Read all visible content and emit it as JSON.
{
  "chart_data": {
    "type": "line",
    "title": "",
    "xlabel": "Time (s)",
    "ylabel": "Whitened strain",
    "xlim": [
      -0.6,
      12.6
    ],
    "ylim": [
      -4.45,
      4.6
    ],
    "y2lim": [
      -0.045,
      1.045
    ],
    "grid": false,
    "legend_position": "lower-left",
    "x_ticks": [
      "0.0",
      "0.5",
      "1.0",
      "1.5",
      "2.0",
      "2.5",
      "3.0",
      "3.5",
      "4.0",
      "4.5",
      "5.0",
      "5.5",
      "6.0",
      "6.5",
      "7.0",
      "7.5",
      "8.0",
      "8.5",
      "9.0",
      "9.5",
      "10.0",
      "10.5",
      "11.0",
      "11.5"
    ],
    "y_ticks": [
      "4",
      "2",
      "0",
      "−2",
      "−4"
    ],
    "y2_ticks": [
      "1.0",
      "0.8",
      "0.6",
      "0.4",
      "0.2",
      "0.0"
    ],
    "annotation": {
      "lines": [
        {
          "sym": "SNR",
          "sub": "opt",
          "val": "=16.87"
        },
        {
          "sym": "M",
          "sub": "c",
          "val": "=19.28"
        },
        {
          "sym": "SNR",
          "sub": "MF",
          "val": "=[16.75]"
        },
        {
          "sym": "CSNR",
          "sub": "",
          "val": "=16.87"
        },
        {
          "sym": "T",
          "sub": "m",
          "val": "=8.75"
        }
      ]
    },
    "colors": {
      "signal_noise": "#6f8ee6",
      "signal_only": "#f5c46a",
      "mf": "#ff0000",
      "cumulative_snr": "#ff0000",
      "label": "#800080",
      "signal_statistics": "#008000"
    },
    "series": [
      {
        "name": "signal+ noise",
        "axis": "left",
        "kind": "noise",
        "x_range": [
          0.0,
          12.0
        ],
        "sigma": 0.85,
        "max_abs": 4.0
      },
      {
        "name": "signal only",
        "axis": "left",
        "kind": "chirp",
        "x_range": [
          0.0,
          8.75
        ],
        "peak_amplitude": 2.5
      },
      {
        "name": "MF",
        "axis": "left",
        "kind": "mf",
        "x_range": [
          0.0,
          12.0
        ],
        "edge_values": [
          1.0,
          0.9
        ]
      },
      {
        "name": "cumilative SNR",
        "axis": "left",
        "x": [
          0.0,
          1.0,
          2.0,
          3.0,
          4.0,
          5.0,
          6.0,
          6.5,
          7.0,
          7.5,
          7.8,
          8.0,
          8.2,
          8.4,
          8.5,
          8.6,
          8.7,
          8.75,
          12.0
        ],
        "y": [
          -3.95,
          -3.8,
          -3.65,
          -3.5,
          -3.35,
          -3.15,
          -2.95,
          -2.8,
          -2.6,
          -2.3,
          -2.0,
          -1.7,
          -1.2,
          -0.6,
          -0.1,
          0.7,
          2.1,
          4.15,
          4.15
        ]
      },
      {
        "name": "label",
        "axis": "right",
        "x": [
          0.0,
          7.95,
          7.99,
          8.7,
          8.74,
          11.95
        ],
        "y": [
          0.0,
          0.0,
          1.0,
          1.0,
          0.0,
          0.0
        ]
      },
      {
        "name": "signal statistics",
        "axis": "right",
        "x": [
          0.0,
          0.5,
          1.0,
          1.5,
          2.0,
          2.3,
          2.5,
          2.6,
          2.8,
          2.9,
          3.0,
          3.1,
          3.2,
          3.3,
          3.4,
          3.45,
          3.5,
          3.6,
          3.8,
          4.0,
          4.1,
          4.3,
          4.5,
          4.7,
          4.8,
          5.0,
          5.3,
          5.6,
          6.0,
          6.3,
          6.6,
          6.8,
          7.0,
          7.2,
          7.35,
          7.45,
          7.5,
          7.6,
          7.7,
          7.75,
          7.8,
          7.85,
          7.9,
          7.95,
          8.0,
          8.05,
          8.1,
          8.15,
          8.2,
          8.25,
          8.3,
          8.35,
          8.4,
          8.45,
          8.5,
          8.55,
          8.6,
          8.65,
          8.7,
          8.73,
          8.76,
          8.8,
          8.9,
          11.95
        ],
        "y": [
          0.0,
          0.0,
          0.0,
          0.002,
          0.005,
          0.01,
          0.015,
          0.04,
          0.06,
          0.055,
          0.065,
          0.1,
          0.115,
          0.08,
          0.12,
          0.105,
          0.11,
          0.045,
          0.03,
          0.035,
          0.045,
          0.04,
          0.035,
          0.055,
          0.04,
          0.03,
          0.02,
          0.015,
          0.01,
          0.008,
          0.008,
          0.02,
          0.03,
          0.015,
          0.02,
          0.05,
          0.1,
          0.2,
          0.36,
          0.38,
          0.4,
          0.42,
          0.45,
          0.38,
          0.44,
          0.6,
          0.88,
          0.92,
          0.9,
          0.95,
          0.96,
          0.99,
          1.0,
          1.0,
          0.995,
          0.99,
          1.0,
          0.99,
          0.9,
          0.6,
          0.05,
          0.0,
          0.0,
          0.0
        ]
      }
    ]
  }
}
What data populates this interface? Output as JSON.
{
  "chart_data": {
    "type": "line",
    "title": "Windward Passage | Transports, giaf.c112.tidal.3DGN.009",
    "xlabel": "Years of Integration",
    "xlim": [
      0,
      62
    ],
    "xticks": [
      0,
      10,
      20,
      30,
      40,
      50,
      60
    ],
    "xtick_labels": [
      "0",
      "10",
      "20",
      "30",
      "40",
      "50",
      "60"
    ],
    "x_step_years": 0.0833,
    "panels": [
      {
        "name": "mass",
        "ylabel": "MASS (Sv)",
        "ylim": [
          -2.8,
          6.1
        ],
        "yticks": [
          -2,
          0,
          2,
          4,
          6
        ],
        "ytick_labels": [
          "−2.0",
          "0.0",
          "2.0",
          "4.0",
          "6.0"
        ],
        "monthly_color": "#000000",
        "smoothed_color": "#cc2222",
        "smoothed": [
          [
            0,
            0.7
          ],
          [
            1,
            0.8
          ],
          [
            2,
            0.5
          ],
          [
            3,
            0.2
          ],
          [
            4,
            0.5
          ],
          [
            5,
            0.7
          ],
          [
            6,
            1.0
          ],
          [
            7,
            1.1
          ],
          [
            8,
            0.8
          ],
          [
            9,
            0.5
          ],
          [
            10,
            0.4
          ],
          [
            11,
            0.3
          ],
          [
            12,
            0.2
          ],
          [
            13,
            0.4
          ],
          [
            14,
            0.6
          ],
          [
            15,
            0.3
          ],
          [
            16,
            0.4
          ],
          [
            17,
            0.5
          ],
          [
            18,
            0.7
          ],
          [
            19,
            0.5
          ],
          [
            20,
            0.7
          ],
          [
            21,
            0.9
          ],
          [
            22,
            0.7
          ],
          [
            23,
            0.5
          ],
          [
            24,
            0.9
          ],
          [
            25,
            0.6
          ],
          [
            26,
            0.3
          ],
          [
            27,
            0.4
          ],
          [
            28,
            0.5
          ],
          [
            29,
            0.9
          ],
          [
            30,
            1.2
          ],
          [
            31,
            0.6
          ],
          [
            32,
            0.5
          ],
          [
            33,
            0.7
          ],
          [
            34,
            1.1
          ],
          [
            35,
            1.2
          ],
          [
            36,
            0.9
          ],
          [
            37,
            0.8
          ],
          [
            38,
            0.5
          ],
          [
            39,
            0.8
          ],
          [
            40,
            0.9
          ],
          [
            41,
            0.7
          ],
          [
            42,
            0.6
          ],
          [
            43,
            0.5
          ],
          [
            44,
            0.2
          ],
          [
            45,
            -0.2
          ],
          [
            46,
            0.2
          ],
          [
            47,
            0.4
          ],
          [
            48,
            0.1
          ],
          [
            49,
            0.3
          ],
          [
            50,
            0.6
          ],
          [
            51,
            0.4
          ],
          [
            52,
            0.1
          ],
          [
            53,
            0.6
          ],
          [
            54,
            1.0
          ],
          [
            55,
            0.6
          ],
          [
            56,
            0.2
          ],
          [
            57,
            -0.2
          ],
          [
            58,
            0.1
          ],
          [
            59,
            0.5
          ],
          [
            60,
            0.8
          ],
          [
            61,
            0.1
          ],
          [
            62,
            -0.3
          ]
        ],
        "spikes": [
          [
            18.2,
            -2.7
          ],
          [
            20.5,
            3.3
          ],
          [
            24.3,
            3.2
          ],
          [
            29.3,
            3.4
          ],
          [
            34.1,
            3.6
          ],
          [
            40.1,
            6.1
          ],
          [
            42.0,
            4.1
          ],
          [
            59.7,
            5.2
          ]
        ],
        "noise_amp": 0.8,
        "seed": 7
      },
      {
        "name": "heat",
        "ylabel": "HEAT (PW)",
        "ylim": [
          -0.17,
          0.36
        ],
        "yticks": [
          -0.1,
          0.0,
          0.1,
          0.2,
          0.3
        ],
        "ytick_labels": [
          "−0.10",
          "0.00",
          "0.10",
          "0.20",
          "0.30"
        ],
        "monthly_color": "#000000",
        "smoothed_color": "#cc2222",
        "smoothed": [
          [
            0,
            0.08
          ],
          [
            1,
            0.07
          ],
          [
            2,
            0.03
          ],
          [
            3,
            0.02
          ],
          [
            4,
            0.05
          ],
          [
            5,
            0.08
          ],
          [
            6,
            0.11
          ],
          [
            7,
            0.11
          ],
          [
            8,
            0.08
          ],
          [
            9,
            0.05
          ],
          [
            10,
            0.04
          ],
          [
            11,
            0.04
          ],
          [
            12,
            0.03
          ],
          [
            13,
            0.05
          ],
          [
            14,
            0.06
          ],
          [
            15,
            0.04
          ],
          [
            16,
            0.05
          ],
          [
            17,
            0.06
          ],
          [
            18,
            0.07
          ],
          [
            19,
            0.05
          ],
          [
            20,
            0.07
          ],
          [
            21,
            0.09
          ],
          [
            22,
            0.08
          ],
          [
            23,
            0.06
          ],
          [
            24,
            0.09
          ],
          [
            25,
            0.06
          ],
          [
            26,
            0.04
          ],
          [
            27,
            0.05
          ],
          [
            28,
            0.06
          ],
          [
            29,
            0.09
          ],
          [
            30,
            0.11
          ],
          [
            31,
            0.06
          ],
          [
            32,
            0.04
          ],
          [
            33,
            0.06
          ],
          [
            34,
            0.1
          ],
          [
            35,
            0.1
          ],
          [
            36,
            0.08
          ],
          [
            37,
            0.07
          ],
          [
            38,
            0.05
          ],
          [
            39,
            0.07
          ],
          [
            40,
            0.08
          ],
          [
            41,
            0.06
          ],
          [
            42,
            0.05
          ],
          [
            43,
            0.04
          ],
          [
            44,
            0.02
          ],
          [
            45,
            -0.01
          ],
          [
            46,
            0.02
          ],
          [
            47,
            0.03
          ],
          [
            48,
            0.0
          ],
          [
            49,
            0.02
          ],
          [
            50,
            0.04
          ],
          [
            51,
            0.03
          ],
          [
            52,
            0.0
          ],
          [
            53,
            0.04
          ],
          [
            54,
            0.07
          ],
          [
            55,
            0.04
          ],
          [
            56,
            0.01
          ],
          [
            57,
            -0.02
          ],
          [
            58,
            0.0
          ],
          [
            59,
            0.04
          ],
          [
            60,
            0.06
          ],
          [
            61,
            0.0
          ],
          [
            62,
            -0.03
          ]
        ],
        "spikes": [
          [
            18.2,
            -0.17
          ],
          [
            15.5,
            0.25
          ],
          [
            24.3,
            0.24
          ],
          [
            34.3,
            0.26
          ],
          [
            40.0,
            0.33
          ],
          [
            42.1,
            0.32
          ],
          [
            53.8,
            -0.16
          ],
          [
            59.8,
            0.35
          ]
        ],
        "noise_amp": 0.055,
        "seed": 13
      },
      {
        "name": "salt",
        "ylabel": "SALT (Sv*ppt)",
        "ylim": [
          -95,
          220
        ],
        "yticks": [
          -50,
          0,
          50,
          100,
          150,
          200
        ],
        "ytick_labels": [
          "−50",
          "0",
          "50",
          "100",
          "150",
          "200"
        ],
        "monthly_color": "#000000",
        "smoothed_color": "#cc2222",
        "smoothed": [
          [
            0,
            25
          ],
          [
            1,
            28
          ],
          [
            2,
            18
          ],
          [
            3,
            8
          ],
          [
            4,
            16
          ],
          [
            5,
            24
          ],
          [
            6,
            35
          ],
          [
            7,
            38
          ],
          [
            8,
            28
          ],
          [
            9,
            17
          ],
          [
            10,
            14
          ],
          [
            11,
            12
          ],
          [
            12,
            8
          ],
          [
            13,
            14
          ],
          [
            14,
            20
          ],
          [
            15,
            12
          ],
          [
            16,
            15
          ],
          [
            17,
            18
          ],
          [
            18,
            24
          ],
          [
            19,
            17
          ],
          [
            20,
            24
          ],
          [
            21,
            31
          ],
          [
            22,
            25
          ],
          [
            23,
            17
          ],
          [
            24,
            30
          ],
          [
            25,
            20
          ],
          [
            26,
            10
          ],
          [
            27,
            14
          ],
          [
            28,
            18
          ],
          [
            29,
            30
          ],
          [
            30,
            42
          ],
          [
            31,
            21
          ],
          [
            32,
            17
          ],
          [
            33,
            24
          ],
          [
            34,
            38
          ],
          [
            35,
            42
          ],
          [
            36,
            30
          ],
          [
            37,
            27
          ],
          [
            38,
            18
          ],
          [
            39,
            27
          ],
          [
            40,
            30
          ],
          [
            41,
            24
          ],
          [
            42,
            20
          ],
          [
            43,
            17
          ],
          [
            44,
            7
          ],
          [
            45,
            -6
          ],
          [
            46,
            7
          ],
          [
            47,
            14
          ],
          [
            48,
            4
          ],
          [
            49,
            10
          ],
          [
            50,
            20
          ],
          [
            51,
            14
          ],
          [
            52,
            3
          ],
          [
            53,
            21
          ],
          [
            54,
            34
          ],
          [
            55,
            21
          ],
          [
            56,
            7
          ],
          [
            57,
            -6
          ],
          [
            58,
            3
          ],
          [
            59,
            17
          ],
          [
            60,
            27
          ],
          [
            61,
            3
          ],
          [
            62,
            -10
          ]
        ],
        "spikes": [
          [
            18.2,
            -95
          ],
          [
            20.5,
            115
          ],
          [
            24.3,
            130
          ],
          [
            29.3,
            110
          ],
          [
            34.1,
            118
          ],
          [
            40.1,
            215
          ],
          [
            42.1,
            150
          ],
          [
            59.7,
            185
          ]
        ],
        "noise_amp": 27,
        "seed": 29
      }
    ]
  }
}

= = = = =

__SHORT EXERCISE__. Filter the entries down to the lines with the word "name" in them.

__CORRECT RESPONSE__.
        "name": "signal+ noise",
        "name": "signal only",
        "name": "MF",
        "name": "cumilative SNR",
        "name": "label",
        "name": "signal statistics",
        "name": "mass",
        "name": "heat",
        "name": "salt",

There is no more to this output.